» **Task details**
Return all the data, word for word.

Some records

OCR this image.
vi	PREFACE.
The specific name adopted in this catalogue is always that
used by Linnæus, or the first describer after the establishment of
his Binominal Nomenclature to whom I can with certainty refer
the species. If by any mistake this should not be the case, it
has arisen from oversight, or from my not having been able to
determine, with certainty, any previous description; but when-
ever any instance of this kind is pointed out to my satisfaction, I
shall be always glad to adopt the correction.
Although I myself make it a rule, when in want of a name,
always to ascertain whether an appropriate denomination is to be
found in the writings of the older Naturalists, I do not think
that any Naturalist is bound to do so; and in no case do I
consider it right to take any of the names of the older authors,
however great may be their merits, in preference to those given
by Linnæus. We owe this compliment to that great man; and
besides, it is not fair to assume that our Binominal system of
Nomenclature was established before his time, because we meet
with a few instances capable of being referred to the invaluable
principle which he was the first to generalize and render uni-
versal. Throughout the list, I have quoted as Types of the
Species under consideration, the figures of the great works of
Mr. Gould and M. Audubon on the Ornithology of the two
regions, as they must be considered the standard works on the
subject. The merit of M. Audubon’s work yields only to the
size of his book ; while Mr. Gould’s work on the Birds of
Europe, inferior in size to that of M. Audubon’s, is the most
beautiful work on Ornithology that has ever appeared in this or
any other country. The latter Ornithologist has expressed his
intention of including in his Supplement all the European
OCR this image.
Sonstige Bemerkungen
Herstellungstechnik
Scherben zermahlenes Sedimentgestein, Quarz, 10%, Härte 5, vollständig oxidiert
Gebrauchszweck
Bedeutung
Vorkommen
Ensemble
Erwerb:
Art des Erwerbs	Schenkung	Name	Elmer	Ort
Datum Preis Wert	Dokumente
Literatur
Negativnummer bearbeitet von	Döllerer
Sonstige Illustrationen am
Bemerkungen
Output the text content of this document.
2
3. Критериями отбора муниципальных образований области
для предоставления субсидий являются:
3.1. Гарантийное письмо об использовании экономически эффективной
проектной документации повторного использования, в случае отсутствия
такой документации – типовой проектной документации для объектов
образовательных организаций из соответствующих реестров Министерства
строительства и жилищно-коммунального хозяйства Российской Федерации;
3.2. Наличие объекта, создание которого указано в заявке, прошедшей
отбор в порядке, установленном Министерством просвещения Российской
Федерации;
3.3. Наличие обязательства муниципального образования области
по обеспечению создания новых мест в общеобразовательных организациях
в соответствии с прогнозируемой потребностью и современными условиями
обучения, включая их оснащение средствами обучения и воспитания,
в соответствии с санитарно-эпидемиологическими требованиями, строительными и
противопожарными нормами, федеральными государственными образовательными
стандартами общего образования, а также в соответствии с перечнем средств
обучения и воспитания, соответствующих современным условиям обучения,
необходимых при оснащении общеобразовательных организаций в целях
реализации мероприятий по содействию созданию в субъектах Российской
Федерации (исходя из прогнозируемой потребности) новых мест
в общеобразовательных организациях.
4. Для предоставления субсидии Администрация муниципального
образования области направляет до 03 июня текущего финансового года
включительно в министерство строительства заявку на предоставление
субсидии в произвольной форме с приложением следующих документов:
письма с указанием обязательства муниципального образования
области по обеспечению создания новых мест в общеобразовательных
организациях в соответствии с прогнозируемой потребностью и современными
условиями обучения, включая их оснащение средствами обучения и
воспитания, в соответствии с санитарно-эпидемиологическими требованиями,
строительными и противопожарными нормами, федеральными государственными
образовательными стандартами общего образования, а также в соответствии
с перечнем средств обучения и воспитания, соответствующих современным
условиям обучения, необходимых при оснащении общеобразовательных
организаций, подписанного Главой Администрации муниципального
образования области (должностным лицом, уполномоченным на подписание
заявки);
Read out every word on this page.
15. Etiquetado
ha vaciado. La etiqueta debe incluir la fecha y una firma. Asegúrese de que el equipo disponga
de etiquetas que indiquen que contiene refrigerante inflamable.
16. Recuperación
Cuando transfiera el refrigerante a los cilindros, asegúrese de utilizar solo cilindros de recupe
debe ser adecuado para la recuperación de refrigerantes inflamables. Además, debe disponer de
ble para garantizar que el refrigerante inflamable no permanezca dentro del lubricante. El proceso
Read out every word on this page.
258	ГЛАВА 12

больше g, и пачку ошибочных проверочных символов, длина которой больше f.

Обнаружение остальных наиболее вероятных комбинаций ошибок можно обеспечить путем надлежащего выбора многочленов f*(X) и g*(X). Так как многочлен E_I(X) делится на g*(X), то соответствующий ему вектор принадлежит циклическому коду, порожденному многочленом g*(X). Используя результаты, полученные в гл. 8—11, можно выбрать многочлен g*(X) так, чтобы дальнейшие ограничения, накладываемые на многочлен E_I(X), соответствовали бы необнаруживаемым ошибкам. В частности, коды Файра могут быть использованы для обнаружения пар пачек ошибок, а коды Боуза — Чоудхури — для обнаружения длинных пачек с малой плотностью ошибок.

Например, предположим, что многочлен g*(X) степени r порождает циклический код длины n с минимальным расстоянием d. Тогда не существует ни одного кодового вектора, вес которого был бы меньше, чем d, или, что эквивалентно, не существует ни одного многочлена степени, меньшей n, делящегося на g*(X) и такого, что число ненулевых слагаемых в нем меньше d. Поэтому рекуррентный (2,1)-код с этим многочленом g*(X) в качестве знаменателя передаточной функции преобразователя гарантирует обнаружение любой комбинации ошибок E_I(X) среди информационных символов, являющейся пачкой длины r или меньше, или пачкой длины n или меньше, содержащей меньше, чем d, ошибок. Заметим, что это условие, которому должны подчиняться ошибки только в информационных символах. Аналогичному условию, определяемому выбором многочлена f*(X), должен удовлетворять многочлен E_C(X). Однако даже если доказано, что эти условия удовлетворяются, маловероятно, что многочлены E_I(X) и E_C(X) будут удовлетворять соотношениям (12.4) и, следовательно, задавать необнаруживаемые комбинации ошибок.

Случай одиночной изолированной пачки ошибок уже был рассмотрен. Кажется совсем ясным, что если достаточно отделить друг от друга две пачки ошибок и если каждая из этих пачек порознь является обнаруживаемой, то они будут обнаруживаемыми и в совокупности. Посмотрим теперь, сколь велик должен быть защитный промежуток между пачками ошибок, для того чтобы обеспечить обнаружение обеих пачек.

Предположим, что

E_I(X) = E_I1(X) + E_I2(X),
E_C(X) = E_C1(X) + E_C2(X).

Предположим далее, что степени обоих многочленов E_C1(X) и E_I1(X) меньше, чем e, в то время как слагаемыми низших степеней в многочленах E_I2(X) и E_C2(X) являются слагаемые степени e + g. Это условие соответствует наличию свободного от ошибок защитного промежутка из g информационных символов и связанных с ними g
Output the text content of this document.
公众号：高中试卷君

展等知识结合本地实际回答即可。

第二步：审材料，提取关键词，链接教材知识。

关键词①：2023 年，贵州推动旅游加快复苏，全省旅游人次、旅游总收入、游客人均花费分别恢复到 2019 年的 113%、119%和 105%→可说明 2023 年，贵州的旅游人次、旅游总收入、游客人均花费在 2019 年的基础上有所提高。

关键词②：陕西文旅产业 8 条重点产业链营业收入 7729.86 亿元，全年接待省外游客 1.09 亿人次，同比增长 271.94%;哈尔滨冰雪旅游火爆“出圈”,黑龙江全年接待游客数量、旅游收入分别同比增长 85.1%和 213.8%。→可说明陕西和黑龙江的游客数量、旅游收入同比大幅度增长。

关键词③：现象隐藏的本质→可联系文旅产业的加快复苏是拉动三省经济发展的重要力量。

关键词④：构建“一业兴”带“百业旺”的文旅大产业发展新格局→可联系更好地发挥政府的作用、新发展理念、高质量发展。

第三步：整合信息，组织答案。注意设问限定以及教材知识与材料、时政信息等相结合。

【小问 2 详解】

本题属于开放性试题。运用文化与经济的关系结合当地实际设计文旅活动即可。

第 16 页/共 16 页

» **Task result**
OCR this image.
vi	PREFACE.
The specific name adopted in this catalogue is always that
used by Linnæus, or the first describer after the establishment of
his Binominal Nomenclature to whom I can with certainty refer
the species. If by any mistake this should not be the case, it
has arisen from oversight, or from my not having been able to
determine, with certainty, any previous description; but when-
ever any instance of this kind is pointed out to my satisfaction, I
shall be always glad to adopt the correction.
Although I myself make it a rule, when in want of a name,
always to ascertain whether an appropriate denomination is to be
found in the writings of the older Naturalists, I do not think
that any Naturalist is bound to do so; and in no case do I
consider it right to take any of the names of the older authors,
however great may be their merits, in preference to those given
by Linnæus. We owe this compliment to that great man; and
besides, it is not fair to assume that our Binominal system of
Nomenclature was established before his time, because we meet
with a few instances capable of being referred to the invaluable
principle which he was the first to generalize and render uni-
versal. Throughout the list, I have quoted as Types of the
Species under consideration, the figures of the great works of
Mr. Gould and M. Audubon on the Ornithology of the two
regions, as they must be considered the standard works on the
subject. The merit of M. Audubon’s work yields only to the
size of his book ; while Mr. Gould’s work on the Birds of
Europe, inferior in size to that of M. Audubon’s, is the most
beautiful work on Ornithology that has ever appeared in this or
any other country. The latter Ornithologist has expressed his
intention of including in his Supplement all the European
OCR this image.
Sonstige Bemerkungen
Herstellungstechnik
Scherben zermahlenes Sedimentgestein, Quarz, 10%, Härte 5, vollständig oxidiert
Gebrauchszweck
Bedeutung
Vorkommen
Ensemble
Erwerb:
Art des Erwerbs	Schenkung	Name	Elmer	Ort
Datum Preis Wert	Dokumente
Literatur
Negativnummer bearbeitet von	Döllerer
Sonstige Illustrationen am
Bemerkungen
Output the text content of this document.
2
3. Критериями отбора муниципальных образований области
для предоставления субсидий являются:
3.1. Гарантийное письмо об использовании экономически эффективной
проектной документации повторного использования, в случае отсутствия
такой документации – типовой проектной документации для объектов
образовательных организаций из соответствующих реестров Министерства
строительства и жилищно-коммунального хозяйства Российской Федерации;
3.2. Наличие объекта, создание которого указано в заявке, прошедшей
отбор в порядке, установленном Министерством просвещения Российской
Федерации;
3.3. Наличие обязательства муниципального образования области
по обеспечению создания новых мест в общеобразовательных организациях
в соответствии с прогнозируемой потребностью и современными условиями
обучения, включая их оснащение средствами обучения и воспитания,
в соответствии с санитарно-эпидемиологическими требованиями, строительными и
противопожарными нормами, федеральными государственными образовательными
стандартами общего образования, а также в соответствии с перечнем средств
обучения и воспитания, соответствующих современным условиям обучения,
необходимых при оснащении общеобразовательных организаций в целях
реализации мероприятий по содействию созданию в субъектах Российской
Федерации (исходя из прогнозируемой потребности) новых мест
в общеобразовательных организациях.
4. Для предоставления субсидии Администрация муниципального
образования области направляет до 03 июня текущего финансового года
включительно в министерство строительства заявку на предоставление
субсидии в произвольной форме с приложением следующих документов:
письма с указанием обязательства муниципального образования
области по обеспечению создания новых мест в общеобразовательных
организациях в соответствии с прогнозируемой потребностью и современными
условиями обучения, включая их оснащение средствами обучения и
воспитания, в соответствии с санитарно-эпидемиологическими требованиями,
строительными и противопожарными нормами, федеральными государственными
образовательными стандартами общего образования, а также в соответствии
с перечнем средств обучения и воспитания, соответствующих современным
условиям обучения, необходимых при оснащении общеобразовательных
организаций, подписанного Главой Администрации муниципального
образования области (должностным лицом, уполномоченным на подписание
заявки);
Read out every word on this page.
15. Etiquetado
ha vaciado. La etiqueta debe incluir la fecha y una firma. Asegúrese de que el equipo disponga
de etiquetas que indiquen que contiene refrigerante inflamable.
16. Recuperación
Cuando transfiera el refrigerante a los cilindros, asegúrese de utilizar solo cilindros de recupe
debe ser adecuado para la recuperación de refrigerantes inflamables. Además, debe disponer de
ble para garantizar que el refrigerante inflamable no permanezca dentro del lubricante. El proceso
Read out every word on this page.
258	ГЛАВА 12

больше g, и пачку ошибочных проверочных символов, длина которой больше f.

Обнаружение остальных наиболее вероятных комбинаций ошибок можно обеспечить путем надлежащего выбора многочленов f*(X) и g*(X). Так как многочлен E_I(X) делится на g*(X), то соответствующий ему вектор принадлежит циклическому коду, порожденному многочленом g*(X). Используя результаты, полученные в гл. 8—11, можно выбрать многочлен g*(X) так, чтобы дальнейшие ограничения, накладываемые на многочлен E_I(X), соответствовали бы необнаруживаемым ошибкам. В частности, коды Файра могут быть использованы для обнаружения пар пачек ошибок, а коды Боуза — Чоудхури — для обнаружения длинных пачек с малой плотностью ошибок.

Например, предположим, что многочлен g*(X) степени r порождает циклический код длины n с минимальным расстоянием d. Тогда не существует ни одного кодового вектора, вес которого был бы меньше, чем d, или, что эквивалентно, не существует ни одного многочлена степени, меньшей n, делящегося на g*(X) и такого, что число ненулевых слагаемых в нем меньше d. Поэтому рекуррентный (2,1)-код с этим многочленом g*(X) в качестве знаменателя передаточной функции преобразователя гарантирует обнаружение любой комбинации ошибок E_I(X) среди информационных символов, являющейся пачкой длины r или меньше, или пачкой длины n или меньше, содержащей меньше, чем d, ошибок. Заметим, что это условие, которому должны подчиняться ошибки только в информационных символах. Аналогичному условию, определяемому выбором многочлена f*(X), должен удовлетворять многочлен E_C(X). Однако даже если доказано, что эти условия удовлетворяются, маловероятно, что многочлены E_I(X) и E_C(X) будут удовлетворять соотношениям (12.4) и, следовательно, задавать необнаруживаемые комбинации ошибок.

Случай одиночной изолированной пачки ошибок уже был рассмотрен. Кажется совсем ясным, что если достаточно отделить друг от друга две пачки ошибок и если каждая из этих пачек порознь является обнаруживаемой, то они будут обнаруживаемыми и в совокупности. Посмотрим теперь, сколь велик должен быть защитный промежуток между пачками ошибок, для того чтобы обеспечить обнаружение обеих пачек.

Предположим, что

E_I(X) = E_I1(X) + E_I2(X),
E_C(X) = E_C1(X) + E_C2(X).

Предположим далее, что степени обоих многочленов E_C1(X) и E_I1(X) меньше, чем e, в то время как слагаемыми низших степеней в многочленах E_I2(X) и E_C2(X) являются слагаемые степени e + g. Это условие соответствует наличию свободного от ошибок защитного промежутка из g информационных символов и связанных с ними g
Output the text content of this document.
公众号：高中试卷君

展等知识结合本地实际回答即可。

第二步：审材料，提取关键词，链接教材知识。

关键词①：2023 年，贵州推动旅游加快复苏，全省旅游人次、旅游总收入、游客人均花费分别恢复到 2019 年的 113%、119%和 105%→可说明 2023 年，贵州的旅游人次、旅游总收入、游客人均花费在 2019 年的基础上有所提高。

关键词②：陕西文旅产业 8 条重点产业链营业收入 7729.86 亿元，全年接待省外游客 1.09 亿人次，同比增长 271.94%;哈尔滨冰雪旅游火爆“出圈”,黑龙江全年接待游客数量、旅游收入分别同比增长 85.1%和 213.8%。→可说明陕西和黑龙江的游客数量、旅游收入同比大幅度增长。

关键词③：现象隐藏的本质→可联系文旅产业的加快复苏是拉动三省经济发展的重要力量。

关键词④：构建“一业兴”带“百业旺”的文旅大产业发展新格局→可联系更好地发挥政府的作用、新发展理念、高质量发展。

第三步：整合信息，组织答案。注意设问限定以及教材知识与材料、时政信息等相结合。

【小问 2 详解】

本题属于开放性试题。运用文化与经济的关系结合当地实际设计文旅活动即可。

第 16 页/共 16 页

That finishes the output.